=== Supplied records ===
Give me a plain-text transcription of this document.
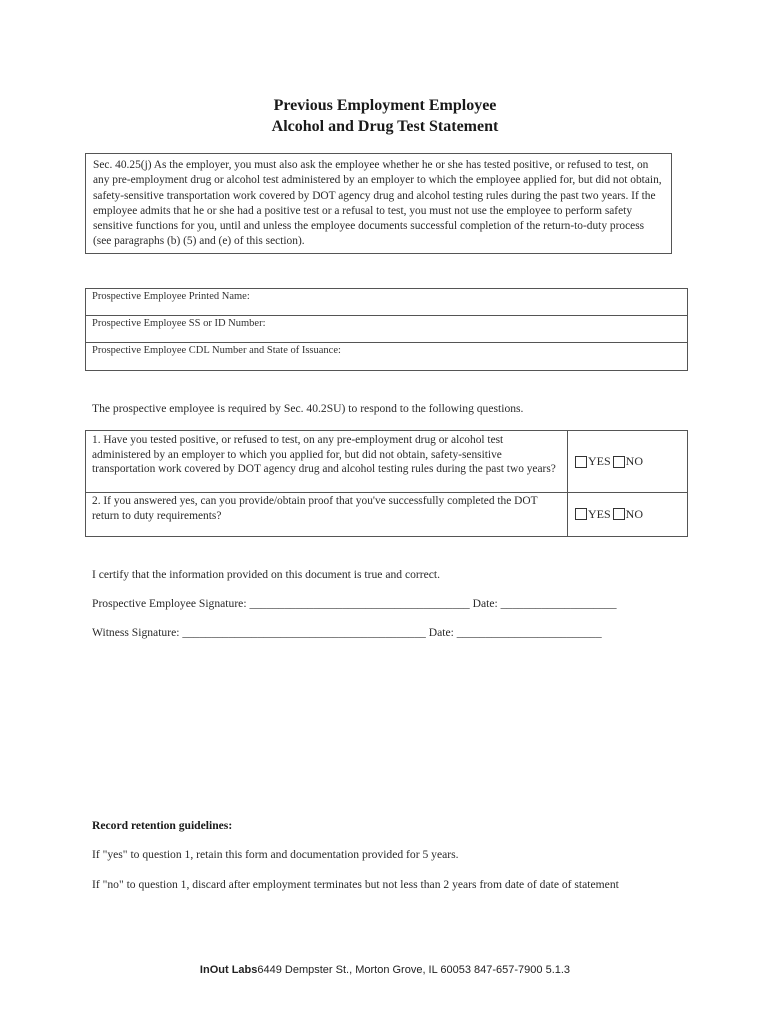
Previous Employment Employee
Alcohol and Drug Test Statement
Sec. 40.25(j) As the employer, you must also ask the employee whether he or she has tested positive, or refused to test, on any pre-employment drug or alcohol test administered by an employer to which the employee applied for, but did not obtain, safety-sensitive transportation work covered by DOT agency drug and alcohol testing rules during the past two years. If the employee admits that he or she had a positive test or a refusal to test, you must not use the employee to perform safety sensitive functions for you, until and unless the employee documents successful completion of the return-to-duty process (see paragraphs (b) (5) and (e) of this section).
Prospective Employee Printed Name:
Prospective Employee SS or ID Number:
Prospective Employee CDL Number and State of Issuance:
The prospective employee is required by Sec. 40.2SU) to respond to the following questions.
1. Have you tested positive, or refused to test, on any pre-employment drug or alcohol test administered by an employer to which you applied for, but did not obtain, safety-sensitive transportation work covered by DOT agency drug and alcohol testing rules during the past two years?
YES NO
2. If you answered yes, can you provide/obtain proof that you've successfully completed the DOT return to duty requirements?	YES NO
I certify that the information provided on this document is true and correct.
Prospective Employee Signature: ______________________________________ Date: ____________________
Witness Signature: __________________________________________ Date: _________________________
Record retention guidelines:
If "yes" to question 1, retain this form and documentation provided for 5 years.
If "no" to question 1, discard after employment terminates but not less than 2 years from date of date of statement
InOut Labs6449 Dempster St., Morton Grove, IL 60053 847-657-7900 5.1.3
===
Directions:
Reproduce each entry precisely. Leave the pictures out.

Finished answer:
Give me a plain-text transcription of this document.
Previous Employment Employee
Alcohol and Drug Test Statement
Sec. 40.25(j) As the employer, you must also ask the employee whether he or she has tested positive, or refused to test, on any pre-employment drug or alcohol test administered by an employer to which the employee applied for, but did not obtain, safety-sensitive transportation work covered by DOT agency drug and alcohol testing rules during the past two years. If the employee admits that he or she had a positive test or a refusal to test, you must not use the employee to perform safety sensitive functions for you, until and unless the employee documents successful completion of the return-to-duty process (see paragraphs (b) (5) and (e) of this section).
Prospective Employee Printed Name:
Prospective Employee SS or ID Number:
Prospective Employee CDL Number and State of Issuance:
The prospective employee is required by Sec. 40.2SU) to respond to the following questions.
1. Have you tested positive, or refused to test, on any pre-employment drug or alcohol test administered by an employer to which you applied for, but did not obtain, safety-sensitive transportation work covered by DOT agency drug and alcohol testing rules during the past two years?
YES NO
2. If you answered yes, can you provide/obtain proof that you've successfully completed the DOT return to duty requirements?	YES NO
I certify that the information provided on this document is true and correct.
Prospective Employee Signature: ______________________________________ Date: ____________________
Witness Signature: __________________________________________ Date: _________________________
Record retention guidelines:
If "yes" to question 1, retain this form and documentation provided for 5 years.
If "no" to question 1, discard after employment terminates but not less than 2 years from date of date of statement
InOut Labs6449 Dempster St., Morton Grove, IL 60053 847-657-7900 5.1.3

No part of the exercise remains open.